Task to carry out:
The records below must be copied in full; omit the images.

___ Extracted data ___

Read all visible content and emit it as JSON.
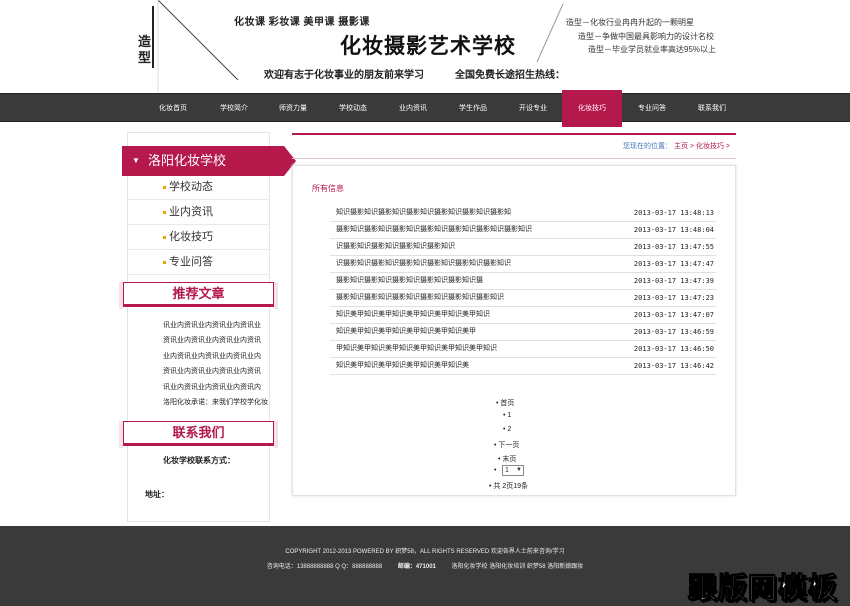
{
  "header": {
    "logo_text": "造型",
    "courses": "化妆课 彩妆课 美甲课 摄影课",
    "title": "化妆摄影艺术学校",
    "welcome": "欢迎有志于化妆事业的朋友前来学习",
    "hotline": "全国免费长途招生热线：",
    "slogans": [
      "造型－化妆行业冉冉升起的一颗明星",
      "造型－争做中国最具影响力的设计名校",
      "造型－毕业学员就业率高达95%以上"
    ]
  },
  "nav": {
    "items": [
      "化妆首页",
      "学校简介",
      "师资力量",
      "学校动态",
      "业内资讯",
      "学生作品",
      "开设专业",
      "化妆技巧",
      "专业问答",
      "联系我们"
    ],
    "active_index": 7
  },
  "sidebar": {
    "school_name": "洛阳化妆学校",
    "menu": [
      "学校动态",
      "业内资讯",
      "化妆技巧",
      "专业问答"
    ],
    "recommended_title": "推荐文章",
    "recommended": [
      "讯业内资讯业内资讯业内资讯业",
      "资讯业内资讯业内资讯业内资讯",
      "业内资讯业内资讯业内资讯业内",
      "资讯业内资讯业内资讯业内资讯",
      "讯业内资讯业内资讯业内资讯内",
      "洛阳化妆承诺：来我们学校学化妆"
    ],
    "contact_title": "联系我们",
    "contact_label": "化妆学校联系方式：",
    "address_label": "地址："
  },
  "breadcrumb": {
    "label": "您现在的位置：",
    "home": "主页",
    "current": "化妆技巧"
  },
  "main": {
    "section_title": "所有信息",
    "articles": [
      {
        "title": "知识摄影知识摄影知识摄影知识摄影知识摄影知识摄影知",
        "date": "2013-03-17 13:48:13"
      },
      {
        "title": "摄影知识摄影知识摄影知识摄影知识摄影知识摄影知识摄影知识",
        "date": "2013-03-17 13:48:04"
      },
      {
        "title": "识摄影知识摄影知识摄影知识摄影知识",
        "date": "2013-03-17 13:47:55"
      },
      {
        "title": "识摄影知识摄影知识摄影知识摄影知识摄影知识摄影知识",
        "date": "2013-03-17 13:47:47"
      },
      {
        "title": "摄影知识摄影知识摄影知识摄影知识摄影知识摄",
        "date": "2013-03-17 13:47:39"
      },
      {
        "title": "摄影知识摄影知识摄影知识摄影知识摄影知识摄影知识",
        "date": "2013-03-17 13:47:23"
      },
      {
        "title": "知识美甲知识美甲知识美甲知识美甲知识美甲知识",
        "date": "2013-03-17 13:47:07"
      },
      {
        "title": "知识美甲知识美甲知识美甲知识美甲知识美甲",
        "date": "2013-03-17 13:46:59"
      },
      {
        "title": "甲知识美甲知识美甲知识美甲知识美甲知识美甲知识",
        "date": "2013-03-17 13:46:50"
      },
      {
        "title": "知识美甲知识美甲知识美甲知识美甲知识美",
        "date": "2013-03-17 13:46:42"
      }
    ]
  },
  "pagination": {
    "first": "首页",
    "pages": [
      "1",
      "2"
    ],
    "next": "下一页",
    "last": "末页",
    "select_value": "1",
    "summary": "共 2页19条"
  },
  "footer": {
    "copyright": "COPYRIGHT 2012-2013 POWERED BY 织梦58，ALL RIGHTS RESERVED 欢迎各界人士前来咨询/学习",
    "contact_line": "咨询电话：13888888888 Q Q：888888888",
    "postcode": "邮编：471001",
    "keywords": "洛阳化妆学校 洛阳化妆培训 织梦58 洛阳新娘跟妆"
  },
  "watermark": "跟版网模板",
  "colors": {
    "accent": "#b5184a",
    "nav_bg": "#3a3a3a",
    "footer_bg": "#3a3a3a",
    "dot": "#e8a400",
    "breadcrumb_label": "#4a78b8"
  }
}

___

The output:
Read all visible content and emit it as JSON.
{
  "header": {
    "logo_text": "造型",
    "courses": "化妆课 彩妆课 美甲课 摄影课",
    "title": "化妆摄影艺术学校",
    "welcome": "欢迎有志于化妆事业的朋友前来学习",
    "hotline": "全国免费长途招生热线：",
    "slogans": [
      "造型－化妆行业冉冉升起的一颗明星",
      "造型－争做中国最具影响力的设计名校",
      "造型－毕业学员就业率高达95%以上"
    ]
  },
  "nav": {
    "items": [
      "化妆首页",
      "学校简介",
      "师资力量",
      "学校动态",
      "业内资讯",
      "学生作品",
      "开设专业",
      "化妆技巧",
      "专业问答",
      "联系我们"
    ],
    "active_index": 7
  },
  "sidebar": {
    "school_name": "洛阳化妆学校",
    "menu": [
      "学校动态",
      "业内资讯",
      "化妆技巧",
      "专业问答"
    ],
    "recommended_title": "推荐文章",
    "recommended": [
      "讯业内资讯业内资讯业内资讯业",
      "资讯业内资讯业内资讯业内资讯",
      "业内资讯业内资讯业内资讯业内",
      "资讯业内资讯业内资讯业内资讯",
      "讯业内资讯业内资讯业内资讯内",
      "洛阳化妆承诺：来我们学校学化妆"
    ],
    "contact_title": "联系我们",
    "contact_label": "化妆学校联系方式：",
    "address_label": "地址："
  },
  "breadcrumb": {
    "label": "您现在的位置：",
    "home": "主页",
    "current": "化妆技巧"
  },
  "main": {
    "section_title": "所有信息",
    "articles": [
      {
        "title": "知识摄影知识摄影知识摄影知识摄影知识摄影知识摄影知",
        "date": "2013-03-17 13:48:13"
      },
      {
        "title": "摄影知识摄影知识摄影知识摄影知识摄影知识摄影知识摄影知识",
        "date": "2013-03-17 13:48:04"
      },
      {
        "title": "识摄影知识摄影知识摄影知识摄影知识",
        "date": "2013-03-17 13:47:55"
      },
      {
        "title": "识摄影知识摄影知识摄影知识摄影知识摄影知识摄影知识",
        "date": "2013-03-17 13:47:47"
      },
      {
        "title": "摄影知识摄影知识摄影知识摄影知识摄影知识摄",
        "date": "2013-03-17 13:47:39"
      },
      {
        "title": "摄影知识摄影知识摄影知识摄影知识摄影知识摄影知识",
        "date": "2013-03-17 13:47:23"
      },
      {
        "title": "知识美甲知识美甲知识美甲知识美甲知识美甲知识",
        "date": "2013-03-17 13:47:07"
      },
      {
        "title": "知识美甲知识美甲知识美甲知识美甲知识美甲",
        "date": "2013-03-17 13:46:59"
      },
      {
        "title": "甲知识美甲知识美甲知识美甲知识美甲知识美甲知识",
        "date": "2013-03-17 13:46:50"
      },
      {
        "title": "知识美甲知识美甲知识美甲知识美甲知识美",
        "date": "2013-03-17 13:46:42"
      }
    ]
  },
  "pagination": {
    "first": "首页",
    "pages": [
      "1",
      "2"
    ],
    "next": "下一页",
    "last": "末页",
    "select_value": "1",
    "summary": "共 2页19条"
  },
  "footer": {
    "copyright": "COPYRIGHT 2012-2013 POWERED BY 织梦58，ALL RIGHTS RESERVED 欢迎各界人士前来咨询/学习",
    "contact_line": "咨询电话：13888888888 Q Q：888888888",
    "postcode": "邮编：471001",
    "keywords": "洛阳化妆学校 洛阳化妆培训 织梦58 洛阳新娘跟妆"
  },
  "watermark": "跟版网模板",
  "colors": {
    "accent": "#b5184a",
    "nav_bg": "#3a3a3a",
    "footer_bg": "#3a3a3a",
    "dot": "#e8a400",
    "breadcrumb_label": "#4a78b8"
  }
}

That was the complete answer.